PROBLEM:
Copy the records below exactly as they appear.

------ GIVEN RECORDS

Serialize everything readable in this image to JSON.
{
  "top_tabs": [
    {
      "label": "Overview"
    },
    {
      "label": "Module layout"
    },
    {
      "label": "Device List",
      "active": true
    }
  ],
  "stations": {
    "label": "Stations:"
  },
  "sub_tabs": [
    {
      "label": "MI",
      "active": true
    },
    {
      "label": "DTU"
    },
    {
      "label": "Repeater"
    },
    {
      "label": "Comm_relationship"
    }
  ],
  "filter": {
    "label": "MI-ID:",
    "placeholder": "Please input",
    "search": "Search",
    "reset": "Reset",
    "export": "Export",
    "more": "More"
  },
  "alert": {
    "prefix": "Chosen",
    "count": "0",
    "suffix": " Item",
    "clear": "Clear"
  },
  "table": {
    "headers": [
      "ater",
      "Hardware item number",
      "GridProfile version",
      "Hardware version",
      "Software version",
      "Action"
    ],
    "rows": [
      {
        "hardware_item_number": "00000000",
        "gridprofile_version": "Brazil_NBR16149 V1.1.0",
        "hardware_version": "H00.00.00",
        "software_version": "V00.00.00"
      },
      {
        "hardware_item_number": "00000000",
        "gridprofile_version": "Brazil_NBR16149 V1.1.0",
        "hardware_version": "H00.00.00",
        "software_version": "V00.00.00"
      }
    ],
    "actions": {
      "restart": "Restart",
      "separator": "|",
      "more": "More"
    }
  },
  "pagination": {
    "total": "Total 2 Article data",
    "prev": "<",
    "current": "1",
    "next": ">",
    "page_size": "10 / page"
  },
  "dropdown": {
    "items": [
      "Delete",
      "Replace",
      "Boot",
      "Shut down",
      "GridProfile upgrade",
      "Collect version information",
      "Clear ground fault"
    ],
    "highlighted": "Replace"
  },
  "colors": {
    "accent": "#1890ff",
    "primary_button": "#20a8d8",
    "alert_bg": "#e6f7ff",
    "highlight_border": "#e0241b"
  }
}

------------

TASK RESULT:
Serialize everything readable in this image to JSON.
{
  "top_tabs": [
    {
      "label": "Overview"
    },
    {
      "label": "Module layout"
    },
    {
      "label": "Device List",
      "active": true
    }
  ],
  "stations": {
    "label": "Stations:"
  },
  "sub_tabs": [
    {
      "label": "MI",
      "active": true
    },
    {
      "label": "DTU"
    },
    {
      "label": "Repeater"
    },
    {
      "label": "Comm_relationship"
    }
  ],
  "filter": {
    "label": "MI-ID:",
    "placeholder": "Please input",
    "search": "Search",
    "reset": "Reset",
    "export": "Export",
    "more": "More"
  },
  "alert": {
    "prefix": "Chosen",
    "count": "0",
    "suffix": " Item",
    "clear": "Clear"
  },
  "table": {
    "headers": [
      "ater",
      "Hardware item number",
      "GridProfile version",
      "Hardware version",
      "Software version",
      "Action"
    ],
    "rows": [
      {
        "hardware_item_number": "00000000",
        "gridprofile_version": "Brazil_NBR16149 V1.1.0",
        "hardware_version": "H00.00.00",
        "software_version": "V00.00.00"
      },
      {
        "hardware_item_number": "00000000",
        "gridprofile_version": "Brazil_NBR16149 V1.1.0",
        "hardware_version": "H00.00.00",
        "software_version": "V00.00.00"
      }
    ],
    "actions": {
      "restart": "Restart",
      "separator": "|",
      "more": "More"
    }
  },
  "pagination": {
    "total": "Total 2 Article data",
    "prev": "<",
    "current": "1",
    "next": ">",
    "page_size": "10 / page"
  },
  "dropdown": {
    "items": [
      "Delete",
      "Replace",
      "Boot",
      "Shut down",
      "GridProfile upgrade",
      "Collect version information",
      "Clear ground fault"
    ],
    "highlighted": "Replace"
  },
  "colors": {
    "accent": "#1890ff",
    "primary_button": "#20a8d8",
    "alert_bg": "#e6f7ff",
    "highlight_border": "#e0241b"
  }
}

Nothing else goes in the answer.